[Exercise aim] Using the records that follow, copy every line containing the word "xlabel".

-- BEGIN Dataset records --

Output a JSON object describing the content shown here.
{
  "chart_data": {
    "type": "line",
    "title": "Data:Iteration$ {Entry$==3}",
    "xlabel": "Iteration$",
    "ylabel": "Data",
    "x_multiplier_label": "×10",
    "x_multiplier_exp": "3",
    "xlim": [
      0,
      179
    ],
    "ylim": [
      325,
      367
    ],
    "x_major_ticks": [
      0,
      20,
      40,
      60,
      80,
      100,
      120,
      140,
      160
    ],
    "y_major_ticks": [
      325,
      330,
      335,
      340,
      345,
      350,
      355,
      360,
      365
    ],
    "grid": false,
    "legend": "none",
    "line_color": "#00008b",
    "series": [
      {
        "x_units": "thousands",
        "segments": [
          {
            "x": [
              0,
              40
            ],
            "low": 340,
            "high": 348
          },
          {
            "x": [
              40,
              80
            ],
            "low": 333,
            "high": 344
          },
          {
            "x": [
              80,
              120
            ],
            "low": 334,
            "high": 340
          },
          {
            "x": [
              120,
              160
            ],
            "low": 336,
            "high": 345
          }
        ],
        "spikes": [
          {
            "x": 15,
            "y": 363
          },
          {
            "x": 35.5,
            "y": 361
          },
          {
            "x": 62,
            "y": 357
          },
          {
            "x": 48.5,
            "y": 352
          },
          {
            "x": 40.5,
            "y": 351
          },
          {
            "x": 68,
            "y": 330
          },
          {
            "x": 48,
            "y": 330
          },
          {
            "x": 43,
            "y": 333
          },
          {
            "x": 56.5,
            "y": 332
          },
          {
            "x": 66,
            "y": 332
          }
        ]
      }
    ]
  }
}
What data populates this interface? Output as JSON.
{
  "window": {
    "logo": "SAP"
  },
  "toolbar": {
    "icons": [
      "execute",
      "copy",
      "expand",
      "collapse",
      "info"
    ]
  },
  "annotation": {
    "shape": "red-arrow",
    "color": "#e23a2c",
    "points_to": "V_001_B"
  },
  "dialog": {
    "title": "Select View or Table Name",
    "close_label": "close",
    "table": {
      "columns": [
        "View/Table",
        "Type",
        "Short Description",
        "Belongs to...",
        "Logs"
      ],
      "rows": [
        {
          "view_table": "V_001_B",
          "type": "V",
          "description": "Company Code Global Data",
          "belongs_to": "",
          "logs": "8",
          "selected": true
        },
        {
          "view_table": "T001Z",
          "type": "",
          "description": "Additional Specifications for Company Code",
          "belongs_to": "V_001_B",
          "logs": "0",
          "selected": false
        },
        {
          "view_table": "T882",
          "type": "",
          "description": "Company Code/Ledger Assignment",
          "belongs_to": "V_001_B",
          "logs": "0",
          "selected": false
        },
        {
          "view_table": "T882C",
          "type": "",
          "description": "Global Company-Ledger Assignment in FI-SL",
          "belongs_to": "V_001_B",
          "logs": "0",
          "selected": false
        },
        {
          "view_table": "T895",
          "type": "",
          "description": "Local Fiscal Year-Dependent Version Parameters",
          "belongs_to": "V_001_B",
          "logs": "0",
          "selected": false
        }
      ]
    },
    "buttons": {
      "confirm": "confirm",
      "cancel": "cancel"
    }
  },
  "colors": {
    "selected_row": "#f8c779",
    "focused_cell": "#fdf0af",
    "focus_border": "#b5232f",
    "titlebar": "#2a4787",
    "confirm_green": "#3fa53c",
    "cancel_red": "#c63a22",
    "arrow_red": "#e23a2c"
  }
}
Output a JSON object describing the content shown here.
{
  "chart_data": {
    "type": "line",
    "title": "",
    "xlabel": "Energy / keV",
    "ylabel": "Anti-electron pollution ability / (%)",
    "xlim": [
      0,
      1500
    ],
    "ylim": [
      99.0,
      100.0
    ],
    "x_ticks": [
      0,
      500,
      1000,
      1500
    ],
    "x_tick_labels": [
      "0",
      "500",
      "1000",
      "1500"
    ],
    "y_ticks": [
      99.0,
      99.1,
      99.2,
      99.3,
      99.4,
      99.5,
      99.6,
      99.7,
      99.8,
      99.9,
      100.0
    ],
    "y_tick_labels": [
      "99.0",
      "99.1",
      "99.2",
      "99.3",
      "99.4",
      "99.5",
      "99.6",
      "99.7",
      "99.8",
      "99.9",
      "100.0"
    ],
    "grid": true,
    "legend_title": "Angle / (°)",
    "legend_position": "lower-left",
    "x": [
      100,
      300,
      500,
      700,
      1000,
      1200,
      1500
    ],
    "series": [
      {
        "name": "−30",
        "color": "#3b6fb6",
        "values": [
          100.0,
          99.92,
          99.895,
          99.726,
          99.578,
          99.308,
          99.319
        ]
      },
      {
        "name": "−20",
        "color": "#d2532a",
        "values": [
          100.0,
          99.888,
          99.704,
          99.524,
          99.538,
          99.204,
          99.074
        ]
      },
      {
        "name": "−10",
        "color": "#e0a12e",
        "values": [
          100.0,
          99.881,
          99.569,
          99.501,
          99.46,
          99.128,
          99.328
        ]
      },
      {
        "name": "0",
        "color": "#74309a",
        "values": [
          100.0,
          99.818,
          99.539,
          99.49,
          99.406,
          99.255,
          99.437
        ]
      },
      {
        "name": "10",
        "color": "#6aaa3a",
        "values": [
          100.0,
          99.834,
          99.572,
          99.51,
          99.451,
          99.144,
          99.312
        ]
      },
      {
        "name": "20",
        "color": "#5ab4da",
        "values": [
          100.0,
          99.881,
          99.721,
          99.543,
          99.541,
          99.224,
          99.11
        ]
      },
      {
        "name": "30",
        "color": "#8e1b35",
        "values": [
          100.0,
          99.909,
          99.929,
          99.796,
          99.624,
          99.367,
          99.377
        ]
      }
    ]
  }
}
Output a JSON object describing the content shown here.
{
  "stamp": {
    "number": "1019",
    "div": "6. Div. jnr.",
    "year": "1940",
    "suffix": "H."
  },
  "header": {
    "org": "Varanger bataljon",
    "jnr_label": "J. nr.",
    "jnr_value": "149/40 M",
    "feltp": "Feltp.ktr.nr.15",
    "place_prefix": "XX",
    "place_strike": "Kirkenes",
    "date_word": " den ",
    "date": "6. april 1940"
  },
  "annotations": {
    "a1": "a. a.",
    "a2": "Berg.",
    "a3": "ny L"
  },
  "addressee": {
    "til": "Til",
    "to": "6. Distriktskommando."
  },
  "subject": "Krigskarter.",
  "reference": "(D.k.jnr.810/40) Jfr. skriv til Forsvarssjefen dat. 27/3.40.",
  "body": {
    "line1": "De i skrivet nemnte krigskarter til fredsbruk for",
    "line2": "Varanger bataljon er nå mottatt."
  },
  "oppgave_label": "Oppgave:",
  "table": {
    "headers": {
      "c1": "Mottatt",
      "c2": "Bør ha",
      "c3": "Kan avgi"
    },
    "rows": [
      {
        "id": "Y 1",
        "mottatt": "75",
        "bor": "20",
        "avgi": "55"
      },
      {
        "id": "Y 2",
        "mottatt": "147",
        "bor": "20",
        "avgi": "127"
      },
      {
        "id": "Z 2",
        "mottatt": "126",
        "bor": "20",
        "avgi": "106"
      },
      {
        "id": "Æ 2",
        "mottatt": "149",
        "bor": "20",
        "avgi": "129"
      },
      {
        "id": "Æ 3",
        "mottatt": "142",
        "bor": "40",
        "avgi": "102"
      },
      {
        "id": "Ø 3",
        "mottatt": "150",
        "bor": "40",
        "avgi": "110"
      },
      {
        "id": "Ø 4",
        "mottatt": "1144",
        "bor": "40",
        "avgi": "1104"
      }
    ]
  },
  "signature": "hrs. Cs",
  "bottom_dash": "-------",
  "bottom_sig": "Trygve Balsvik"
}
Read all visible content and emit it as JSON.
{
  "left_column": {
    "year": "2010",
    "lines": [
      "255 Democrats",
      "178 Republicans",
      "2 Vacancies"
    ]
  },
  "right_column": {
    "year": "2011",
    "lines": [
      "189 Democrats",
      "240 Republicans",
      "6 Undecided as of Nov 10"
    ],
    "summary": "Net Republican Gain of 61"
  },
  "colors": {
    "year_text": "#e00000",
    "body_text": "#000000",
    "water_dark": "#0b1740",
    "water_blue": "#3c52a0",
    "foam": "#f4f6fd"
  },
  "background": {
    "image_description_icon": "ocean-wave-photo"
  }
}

-- END Dataset records --

[The solution]
    "xlabel": "Iteration$",
    "xlabel": "Energy / keV",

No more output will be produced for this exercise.